--- Problem requirements ---
Gather all lines containing the string "this" and copy them out.

--- Task inputs ---
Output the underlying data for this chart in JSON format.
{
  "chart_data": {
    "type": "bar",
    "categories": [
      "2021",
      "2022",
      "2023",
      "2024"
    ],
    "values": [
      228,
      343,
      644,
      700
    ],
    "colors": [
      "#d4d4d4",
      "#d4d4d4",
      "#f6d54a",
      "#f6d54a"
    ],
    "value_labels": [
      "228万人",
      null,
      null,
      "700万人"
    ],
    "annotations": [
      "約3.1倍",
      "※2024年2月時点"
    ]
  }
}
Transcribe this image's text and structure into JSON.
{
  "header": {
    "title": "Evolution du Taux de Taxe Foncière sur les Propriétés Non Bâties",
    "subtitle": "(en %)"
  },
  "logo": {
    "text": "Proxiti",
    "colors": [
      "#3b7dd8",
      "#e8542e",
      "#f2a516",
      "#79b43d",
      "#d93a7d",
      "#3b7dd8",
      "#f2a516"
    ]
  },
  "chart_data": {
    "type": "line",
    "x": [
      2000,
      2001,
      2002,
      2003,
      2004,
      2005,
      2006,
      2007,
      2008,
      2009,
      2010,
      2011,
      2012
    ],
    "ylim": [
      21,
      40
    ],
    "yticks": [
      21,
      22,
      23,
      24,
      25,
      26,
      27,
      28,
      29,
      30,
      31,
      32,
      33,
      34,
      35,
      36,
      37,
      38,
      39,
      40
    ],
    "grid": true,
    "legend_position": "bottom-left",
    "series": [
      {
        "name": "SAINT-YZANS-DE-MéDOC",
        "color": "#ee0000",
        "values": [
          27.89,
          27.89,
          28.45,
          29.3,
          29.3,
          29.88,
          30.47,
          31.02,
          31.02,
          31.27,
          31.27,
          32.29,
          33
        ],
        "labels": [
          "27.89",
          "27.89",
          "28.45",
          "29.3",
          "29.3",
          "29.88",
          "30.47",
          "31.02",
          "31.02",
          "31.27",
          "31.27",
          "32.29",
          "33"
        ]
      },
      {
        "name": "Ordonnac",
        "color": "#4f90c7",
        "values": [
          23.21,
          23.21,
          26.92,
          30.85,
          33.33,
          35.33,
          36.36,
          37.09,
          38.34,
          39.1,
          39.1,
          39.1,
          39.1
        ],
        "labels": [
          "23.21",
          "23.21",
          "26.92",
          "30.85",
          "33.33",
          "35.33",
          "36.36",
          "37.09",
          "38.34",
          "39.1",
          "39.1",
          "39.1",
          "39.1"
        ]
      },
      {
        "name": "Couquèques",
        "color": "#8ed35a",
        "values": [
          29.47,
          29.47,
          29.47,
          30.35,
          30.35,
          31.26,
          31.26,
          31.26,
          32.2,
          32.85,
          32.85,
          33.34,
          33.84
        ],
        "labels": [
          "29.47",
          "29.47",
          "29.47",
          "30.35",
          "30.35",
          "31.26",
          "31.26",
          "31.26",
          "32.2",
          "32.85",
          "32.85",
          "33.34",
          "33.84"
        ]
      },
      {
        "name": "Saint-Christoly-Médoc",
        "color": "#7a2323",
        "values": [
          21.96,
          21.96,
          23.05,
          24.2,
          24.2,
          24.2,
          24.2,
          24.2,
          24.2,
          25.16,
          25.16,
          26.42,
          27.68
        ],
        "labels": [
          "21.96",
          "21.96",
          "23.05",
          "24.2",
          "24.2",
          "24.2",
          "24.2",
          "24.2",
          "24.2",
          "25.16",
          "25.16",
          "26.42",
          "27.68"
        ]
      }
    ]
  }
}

--- Correct output ---
Output the underlying data for this chart in JSON format.
Transcribe this image's text and structure into JSON.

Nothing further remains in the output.